# Start of EXTRACTED DATA

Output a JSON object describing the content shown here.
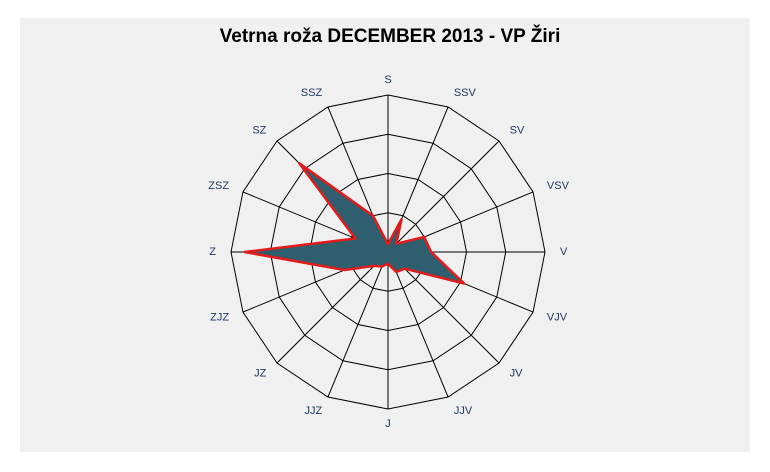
{
  "chart_data": {
    "type": "radar",
    "title": "Vetrna roža DECEMBER 2013 - VP Žiri",
    "categories": [
      "S",
      "SSV",
      "SV",
      "VSV",
      "V",
      "VJV",
      "JV",
      "JJV",
      "J",
      "JJZ",
      "JZ",
      "ZJZ",
      "Z",
      "ZSZ",
      "SZ",
      "SSZ"
    ],
    "series": [
      {
        "name": null,
        "color": "#2f5f6e",
        "edge_color": "#e31b1b",
        "values": [
          0.2,
          0.9,
          0.3,
          1.0,
          1.1,
          2.1,
          0.6,
          0.55,
          0.3,
          0.4,
          0.5,
          1.2,
          3.65,
          0.9,
          3.2,
          1.0
        ]
      }
    ],
    "ylim": [
      0,
      4
    ],
    "yticks": [
      1,
      2,
      3,
      4
    ],
    "grid": true
  }
}
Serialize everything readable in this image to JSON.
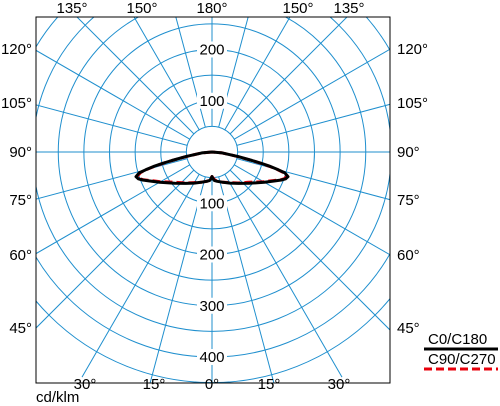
{
  "chart_data": {
    "type": "polar-luminous-intensity",
    "unit_label": "cd/klm",
    "radial_ticks": [
      100,
      200,
      300,
      400
    ],
    "radial_max": 450,
    "top_angle_labels": [
      "135°",
      "150°",
      "180°",
      "150°",
      "135°"
    ],
    "side_angle_labels": [
      "120°",
      "105°",
      "90°",
      "75°",
      "60°",
      "45°"
    ],
    "bottom_angle_labels": [
      "30°",
      "15°",
      "0°",
      "15°",
      "30°"
    ],
    "series": [
      {
        "name": "C0/C180",
        "color": "#000000",
        "style": "solid",
        "angles_deg": [
          0,
          2,
          5,
          10,
          20,
          30,
          40,
          50,
          60,
          65,
          68,
          70,
          72,
          74,
          75,
          76,
          77,
          78,
          80,
          85,
          90
        ],
        "values": [
          48,
          52,
          56,
          58,
          63,
          70,
          80,
          95,
          118,
          134,
          146,
          153,
          156,
          148,
          134,
          118,
          100,
          80,
          52,
          20,
          0
        ]
      },
      {
        "name": "C90/C270",
        "color": "#e8000b",
        "style": "dashed",
        "angles_deg": [
          0,
          5,
          10,
          20,
          30,
          40,
          50,
          60,
          65,
          68,
          70,
          72,
          74,
          75,
          76,
          77,
          78,
          80,
          85,
          90
        ],
        "values": [
          48,
          54,
          58,
          63,
          69,
          79,
          92,
          116,
          132,
          145,
          151,
          153,
          145,
          132,
          116,
          98,
          78,
          50,
          20,
          0
        ]
      }
    ]
  }
}
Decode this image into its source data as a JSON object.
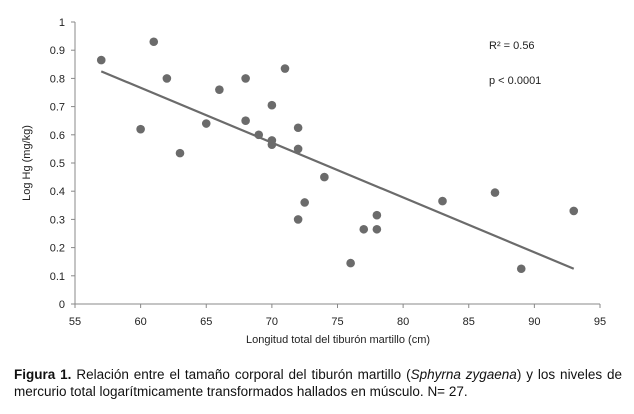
{
  "chart_data": {
    "type": "scatter",
    "xlabel": "Longitud total del tiburón martillo (cm)",
    "ylabel": "Log Hg (mg/kg)",
    "xlim": [
      55,
      95
    ],
    "ylim": [
      0,
      1
    ],
    "xticks": [
      "55",
      "60",
      "65",
      "70",
      "75",
      "80",
      "85",
      "90",
      "95"
    ],
    "yticks": [
      "0",
      "0.1",
      "0.2",
      "0.3",
      "0.4",
      "0.5",
      "0.6",
      "0.7",
      "0.8",
      "0.9",
      "1"
    ],
    "grid": false,
    "legend": "none",
    "marker_color": "#6b6b6b",
    "trendline_color": "#6b6b6b",
    "points": [
      {
        "x": 57,
        "y": 0.865
      },
      {
        "x": 60,
        "y": 0.62
      },
      {
        "x": 61,
        "y": 0.93
      },
      {
        "x": 62,
        "y": 0.8
      },
      {
        "x": 63,
        "y": 0.535
      },
      {
        "x": 65,
        "y": 0.64
      },
      {
        "x": 66,
        "y": 0.76
      },
      {
        "x": 68,
        "y": 0.8
      },
      {
        "x": 68,
        "y": 0.65
      },
      {
        "x": 69,
        "y": 0.6
      },
      {
        "x": 70,
        "y": 0.705
      },
      {
        "x": 70,
        "y": 0.58
      },
      {
        "x": 70,
        "y": 0.565
      },
      {
        "x": 71,
        "y": 0.835
      },
      {
        "x": 72,
        "y": 0.625
      },
      {
        "x": 72,
        "y": 0.55
      },
      {
        "x": 72,
        "y": 0.3
      },
      {
        "x": 72.5,
        "y": 0.36
      },
      {
        "x": 74,
        "y": 0.45
      },
      {
        "x": 76,
        "y": 0.145
      },
      {
        "x": 77,
        "y": 0.265
      },
      {
        "x": 78,
        "y": 0.315
      },
      {
        "x": 78,
        "y": 0.265
      },
      {
        "x": 83,
        "y": 0.365
      },
      {
        "x": 87,
        "y": 0.395
      },
      {
        "x": 89,
        "y": 0.125
      },
      {
        "x": 93,
        "y": 0.33
      }
    ],
    "trendline": {
      "x": [
        57,
        93
      ],
      "y": [
        0.825,
        0.125
      ]
    },
    "annotations": [
      "R² = 0.56",
      "p < 0.0001"
    ]
  },
  "caption": {
    "label": "Figura 1.",
    "text_before": " Relación entre el tamaño corporal del tiburón martillo (",
    "species": "Sphyrna zygaena",
    "text_after": ") y los niveles de mercurio total logarítmicamente transformados hallados en músculo. N= 27."
  }
}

# End of EXTRACTED DATA

■ WHAT IS ASKED ■
Skipping the pictures, transcribe each line above exactly as it appears.

■ COMPLETE ANSWER ■
Output a JSON object describing the content shown here.
{
  "chart_data": {
    "type": "radar",
    "title": "Vetrna roža DECEMBER 2013 - VP Žiri",
    "categories": [
      "S",
      "SSV",
      "SV",
      "VSV",
      "V",
      "VJV",
      "JV",
      "JJV",
      "J",
      "JJZ",
      "JZ",
      "ZJZ",
      "Z",
      "ZSZ",
      "SZ",
      "SSZ"
    ],
    "series": [
      {
        "name": null,
        "color": "#2f5f6e",
        "edge_color": "#e31b1b",
        "values": [
          0.2,
          0.9,
          0.3,
          1.0,
          1.1,
          2.1,
          0.6,
          0.55,
          0.3,
          0.4,
          0.5,
          1.2,
          3.65,
          0.9,
          3.2,
          1.0
        ]
      }
    ],
    "ylim": [
      0,
      4
    ],
    "yticks": [
      1,
      2,
      3,
      4
    ],
    "grid": true
  }
}
Serialize everything readable in this image to JSON.
{
  "chart_data": {
    "type": "polar-luminous-intensity",
    "unit_label": "cd/klm",
    "radial_ticks": [
      100,
      200,
      300,
      400
    ],
    "radial_max": 450,
    "top_angle_labels": [
      "135°",
      "150°",
      "180°",
      "150°",
      "135°"
    ],
    "side_angle_labels": [
      "120°",
      "105°",
      "90°",
      "75°",
      "60°",
      "45°"
    ],
    "bottom_angle_labels": [
      "30°",
      "15°",
      "0°",
      "15°",
      "30°"
    ],
    "series": [
      {
        "name": "C0/C180",
        "color": "#000000",
        "style": "solid",
        "angles_deg": [
          0,
          2,
          5,
          10,
          20,
          30,
          40,
          50,
          60,
          65,
          68,
          70,
          72,
          74,
          75,
          76,
          77,
          78,
          80,
          85,
          90
        ],
        "values": [
          48,
          52,
          56,
          58,
          63,
          70,
          80,
          95,
          118,
          134,
          146,
          153,
          156,
          148,
          134,
          118,
          100,
          80,
          52,
          20,
          0
        ]
      },
      {
        "name": "C90/C270",
        "color": "#e8000b",
        "style": "dashed",
        "angles_deg": [
          0,
          5,
          10,
          20,
          30,
          40,
          50,
          60,
          65,
          68,
          70,
          72,
          74,
          75,
          76,
          77,
          78,
          80,
          85,
          90
        ],
        "values": [
          48,
          54,
          58,
          63,
          69,
          79,
          92,
          116,
          132,
          145,
          151,
          153,
          145,
          132,
          116,
          98,
          78,
          50,
          20,
          0
        ]
      }
    ]
  }
}
Decode this image into its source data as a JSON object.
{
  "chart_data": {
    "type": "scatter",
    "xlabel": "Longitud total del tiburón martillo (cm)",
    "ylabel": "Log Hg (mg/kg)",
    "xlim": [
      55,
      95
    ],
    "ylim": [
      0,
      1
    ],
    "xticks": [
      "55",
      "60",
      "65",
      "70",
      "75",
      "80",
      "85",
      "90",
      "95"
    ],
    "yticks": [
      "0",
      "0.1",
      "0.2",
      "0.3",
      "0.4",
      "0.5",
      "0.6",
      "0.7",
      "0.8",
      "0.9",
      "1"
    ],
    "grid": false,
    "legend": "none",
    "marker_color": "#6b6b6b",
    "trendline_color": "#6b6b6b",
    "points": [
      {
        "x": 57,
        "y": 0.865
      },
      {
        "x": 60,
        "y": 0.62
      },
      {
        "x": 61,
        "y": 0.93
      },
      {
        "x": 62,
        "y": 0.8
      },
      {
        "x": 63,
        "y": 0.535
      },
      {
        "x": 65,
        "y": 0.64
      },
      {
        "x": 66,
        "y": 0.76
      },
      {
        "x": 68,
        "y": 0.8
      },
      {
        "x": 68,
        "y": 0.65
      },
      {
        "x": 69,
        "y": 0.6
      },
      {
        "x": 70,
        "y": 0.705
      },
      {
        "x": 70,
        "y": 0.58
      },
      {
        "x": 70,
        "y": 0.565
      },
      {
        "x": 71,
        "y": 0.835
      },
      {
        "x": 72,
        "y": 0.625
      },
      {
        "x": 72,
        "y": 0.55
      },
      {
        "x": 72,
        "y": 0.3
      },
      {
        "x": 72.5,
        "y": 0.36
      },
      {
        "x": 74,
        "y": 0.45
      },
      {
        "x": 76,
        "y": 0.145
      },
      {
        "x": 77,
        "y": 0.265
      },
      {
        "x": 78,
        "y": 0.315
      },
      {
        "x": 78,
        "y": 0.265
      },
      {
        "x": 83,
        "y": 0.365
      },
      {
        "x": 87,
        "y": 0.395
      },
      {
        "x": 89,
        "y": 0.125
      },
      {
        "x": 93,
        "y": 0.33
      }
    ],
    "trendline": {
      "x": [
        57,
        93
      ],
      "y": [
        0.825,
        0.125
      ]
    },
    "annotations": [
      "R² = 0.56",
      "p < 0.0001"
    ]
  },
  "caption": {
    "label": "Figura 1.",
    "text_before": " Relación entre el tamaño corporal del tiburón martillo (",
    "species": "Sphyrna zygaena",
    "text_after": ") y los niveles de mercurio total logarítmicamente transformados hallados en músculo. N= 27."
  }
}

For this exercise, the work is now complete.